▶ [Task]:
Locate each line with the string "JSON" in the listing below and copy it.
--- BEGIN ---
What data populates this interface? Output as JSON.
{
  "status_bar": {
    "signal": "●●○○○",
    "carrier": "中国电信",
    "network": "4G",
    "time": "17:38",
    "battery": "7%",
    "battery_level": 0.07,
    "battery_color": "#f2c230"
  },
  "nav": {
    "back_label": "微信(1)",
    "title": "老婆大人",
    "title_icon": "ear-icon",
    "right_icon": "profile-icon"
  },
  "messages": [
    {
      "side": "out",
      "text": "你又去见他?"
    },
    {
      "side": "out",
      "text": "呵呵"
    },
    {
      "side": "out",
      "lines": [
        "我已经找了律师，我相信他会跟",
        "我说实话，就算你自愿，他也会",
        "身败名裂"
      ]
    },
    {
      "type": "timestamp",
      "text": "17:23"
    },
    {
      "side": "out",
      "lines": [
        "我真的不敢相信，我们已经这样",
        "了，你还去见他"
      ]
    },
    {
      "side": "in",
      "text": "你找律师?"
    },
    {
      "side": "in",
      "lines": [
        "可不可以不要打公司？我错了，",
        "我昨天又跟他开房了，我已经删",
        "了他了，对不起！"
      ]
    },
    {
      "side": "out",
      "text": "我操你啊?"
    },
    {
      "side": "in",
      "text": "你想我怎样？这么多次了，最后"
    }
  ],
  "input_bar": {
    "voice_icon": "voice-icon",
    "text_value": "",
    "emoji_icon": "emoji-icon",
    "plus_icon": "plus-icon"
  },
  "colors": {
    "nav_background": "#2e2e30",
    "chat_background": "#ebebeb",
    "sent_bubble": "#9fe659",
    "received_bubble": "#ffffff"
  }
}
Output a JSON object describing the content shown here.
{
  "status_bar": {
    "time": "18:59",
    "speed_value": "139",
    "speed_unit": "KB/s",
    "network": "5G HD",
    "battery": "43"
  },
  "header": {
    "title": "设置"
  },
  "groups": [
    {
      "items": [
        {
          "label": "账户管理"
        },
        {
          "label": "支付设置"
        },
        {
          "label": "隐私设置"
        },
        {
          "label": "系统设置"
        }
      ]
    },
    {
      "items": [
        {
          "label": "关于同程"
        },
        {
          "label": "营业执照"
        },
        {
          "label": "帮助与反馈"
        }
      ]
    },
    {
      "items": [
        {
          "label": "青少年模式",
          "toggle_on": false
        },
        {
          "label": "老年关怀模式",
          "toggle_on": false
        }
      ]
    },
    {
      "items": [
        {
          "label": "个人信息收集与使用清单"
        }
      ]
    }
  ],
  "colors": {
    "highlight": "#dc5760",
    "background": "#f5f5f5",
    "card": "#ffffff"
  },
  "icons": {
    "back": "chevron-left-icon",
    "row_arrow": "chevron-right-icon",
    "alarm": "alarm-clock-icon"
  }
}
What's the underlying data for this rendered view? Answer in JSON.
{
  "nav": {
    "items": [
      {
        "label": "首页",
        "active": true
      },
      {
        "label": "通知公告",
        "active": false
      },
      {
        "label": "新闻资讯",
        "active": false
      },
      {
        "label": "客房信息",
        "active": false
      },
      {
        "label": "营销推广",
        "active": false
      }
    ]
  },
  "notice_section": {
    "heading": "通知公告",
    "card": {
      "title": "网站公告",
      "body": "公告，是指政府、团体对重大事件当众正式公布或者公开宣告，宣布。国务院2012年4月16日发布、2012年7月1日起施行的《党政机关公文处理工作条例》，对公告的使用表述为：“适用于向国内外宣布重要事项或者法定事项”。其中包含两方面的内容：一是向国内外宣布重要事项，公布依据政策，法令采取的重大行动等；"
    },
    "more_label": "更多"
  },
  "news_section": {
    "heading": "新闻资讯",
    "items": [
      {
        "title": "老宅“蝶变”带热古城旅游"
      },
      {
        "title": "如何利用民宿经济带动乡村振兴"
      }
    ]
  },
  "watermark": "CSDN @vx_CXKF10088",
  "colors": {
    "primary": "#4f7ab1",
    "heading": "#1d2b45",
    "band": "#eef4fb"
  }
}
--- END ---
▶ [Response to the task]:
What data populates this interface? Output as JSON.
Output a JSON object describing the content shown here.
What's the underlying data for this rendered view? Answer in JSON.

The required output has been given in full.